(Exercise aim) Copy the broadcasting career account starting with "The opportunity to" and going on through "those in broadcasting.", and substitute "sweeping" for "tumultuous".

(Text section)

____

In the summer of 1976 I went to work as a sports anchor and general news reporter for KIEM TV in Eureka, Calif., in Humboldt County. At the time, many TV news departments were still shooting their stories with film, so you had to learn quickly how to shoot footage for news and sports, and how to edit.
We only had a five-person news staff, but we were responsible for putting together two half-hour news, sports and weather programs each weeknight, one at 6 p.m. and the other at 11 p.m..
I remember my starting salary was $12,000, which doesn't sound like a whole lot now, but it went a long way in 1970s Humboldt County.
Eureka was primarily a logging and fishing town, and nearby Arcata, which is 8 miles north of Eureka on the other side of Humboldt Bay, was where I chose to live. Arcata was and still is a college town, with Humboldt State University up on the hill, east of Highway 101.
We also had six high schools to cover: two in Eureka, two south of town in Fortuna and Ferndale, and two on the north side of the bay, in Arcata and nearby McKinleyville.
So we had football, boys' basketball, high school baseball, Division Three football and basketball at HSU, and just south of Eureka, there was also the College of the Redwoods, a junior college that had very good football and basketball teams.
In addition to this there was a semipro baseball team, the Humboldt Crabs, that played in the old Arcata baseball park right next to City Hall; a small pro stock car racing track; several local golf courses; and lots of recreational sports nearby.
On weekends, armed with a camera and lots of film, I would go down about twice a month to stay with my folks in Marin and cover a Raiders, 49ers, Giants, Warriors or Cal game. I would have a friend hold the camera for me in the locker rooms while I did post-game interviews, and he would also shoot any footage we might need from the sidelines.
We also did three Super Bowl trips, to Pasadena, New Orleans and Miami, and I would do daily reports over the telephone each day during Super Bowl week.
We had a great group of energetic and enterprising young people to work with, and I kept in touch with several over the years after leaving the station. Since I was in the Bay Area quite a bit on the weekends, I developed some excellent contacts and found out about opportunities in places like Sacramento, Knoxville and Spokane, but my big break came when I was hired to be a weekend sports anchor and weekday reporter for KPTV in Portland, the TV flagship station of the NBA Portland Trailblazers, who were just coming off their one and only NBA title.
The best part about working in small-market television in Eureka, however, was that I had to learn a lot of different skills: writing for TV, filming and editing, interviewing, producing and anchoring.
Much as I loved living in a beautiful part of Northern California, when it was time to move on in my career I was eager to get involved with another adventure in broadcasting. After working in Portland in 1979, I later worked in radio in Seattle and New York City before coming home to the Bay Area just in time to cover the 49ers' first and perhaps most memorable NFL title run in 1981.
The opportunity to work at KNBR came several years later and lasted almost two decades. I still feel blessed to have fulfilled the dream of getting to work in my own backyard.
The broadcasting industry has gone through tumultuous changes, particularly in the last 10-15 years. I would never discourage anyone who was so inclined from trying to get into the business. I would caution, however, of the capricious and unpredictable nature of what goes on behind the scenes, the crazy hours you work (lots of weeknights and weekends and holidays), and the lack of job security for those in broadcasting.

____

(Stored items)
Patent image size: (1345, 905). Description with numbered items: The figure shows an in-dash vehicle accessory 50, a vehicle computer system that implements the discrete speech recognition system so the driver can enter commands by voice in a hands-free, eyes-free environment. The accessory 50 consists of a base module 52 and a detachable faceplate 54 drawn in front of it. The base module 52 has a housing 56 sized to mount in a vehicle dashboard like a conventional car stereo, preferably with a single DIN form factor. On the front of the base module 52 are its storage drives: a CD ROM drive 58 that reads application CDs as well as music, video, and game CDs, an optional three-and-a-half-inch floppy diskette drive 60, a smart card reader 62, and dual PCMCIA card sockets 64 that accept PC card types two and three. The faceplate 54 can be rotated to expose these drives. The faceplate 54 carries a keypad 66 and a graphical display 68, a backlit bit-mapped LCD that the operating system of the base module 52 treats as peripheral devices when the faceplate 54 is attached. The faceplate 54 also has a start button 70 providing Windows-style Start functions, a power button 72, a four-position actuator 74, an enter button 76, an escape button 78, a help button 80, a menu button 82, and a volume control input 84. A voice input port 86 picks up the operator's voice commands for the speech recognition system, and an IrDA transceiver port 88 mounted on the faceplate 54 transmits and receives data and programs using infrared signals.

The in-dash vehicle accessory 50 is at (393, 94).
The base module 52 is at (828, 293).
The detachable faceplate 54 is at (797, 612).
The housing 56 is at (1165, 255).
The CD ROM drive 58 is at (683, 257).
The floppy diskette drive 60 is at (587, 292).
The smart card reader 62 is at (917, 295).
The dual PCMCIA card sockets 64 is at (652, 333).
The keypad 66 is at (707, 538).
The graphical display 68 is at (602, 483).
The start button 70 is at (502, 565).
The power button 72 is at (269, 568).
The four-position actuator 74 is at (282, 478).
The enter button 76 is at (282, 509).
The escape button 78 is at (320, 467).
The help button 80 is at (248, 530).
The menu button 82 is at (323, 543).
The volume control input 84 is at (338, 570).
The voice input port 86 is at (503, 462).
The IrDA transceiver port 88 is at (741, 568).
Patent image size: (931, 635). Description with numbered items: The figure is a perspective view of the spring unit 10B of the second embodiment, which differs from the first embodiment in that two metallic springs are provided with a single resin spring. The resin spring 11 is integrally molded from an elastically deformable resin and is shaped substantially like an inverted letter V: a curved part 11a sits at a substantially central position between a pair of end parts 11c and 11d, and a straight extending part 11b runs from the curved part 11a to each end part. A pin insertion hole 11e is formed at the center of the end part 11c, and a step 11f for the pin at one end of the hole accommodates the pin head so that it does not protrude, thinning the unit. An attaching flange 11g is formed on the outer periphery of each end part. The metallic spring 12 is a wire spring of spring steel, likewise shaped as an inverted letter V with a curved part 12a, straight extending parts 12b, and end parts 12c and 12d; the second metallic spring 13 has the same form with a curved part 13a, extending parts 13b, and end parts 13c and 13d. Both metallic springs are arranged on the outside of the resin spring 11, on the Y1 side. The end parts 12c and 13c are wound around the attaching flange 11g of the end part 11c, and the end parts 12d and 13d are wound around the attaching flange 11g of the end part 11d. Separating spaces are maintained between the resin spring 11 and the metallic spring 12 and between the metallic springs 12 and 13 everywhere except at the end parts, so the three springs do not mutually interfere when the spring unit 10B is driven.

____

(Exercise output)
The opportunity to work at KNBR came several years later and lasted almost two decades. I still feel blessed to have fulfilled the dream of getting to work in my own backyard.
The broadcasting industry has gone through sweeping changes, particularly in the last 10-15 years. I would never discourage anyone who was so inclined from trying to get into the business. I would caution, however, of the capricious and unpredictable nature of what goes on behind the scenes, the crazy hours you work (lots of weeknights and weekends and holidays), and the lack of job security for those in broadcasting.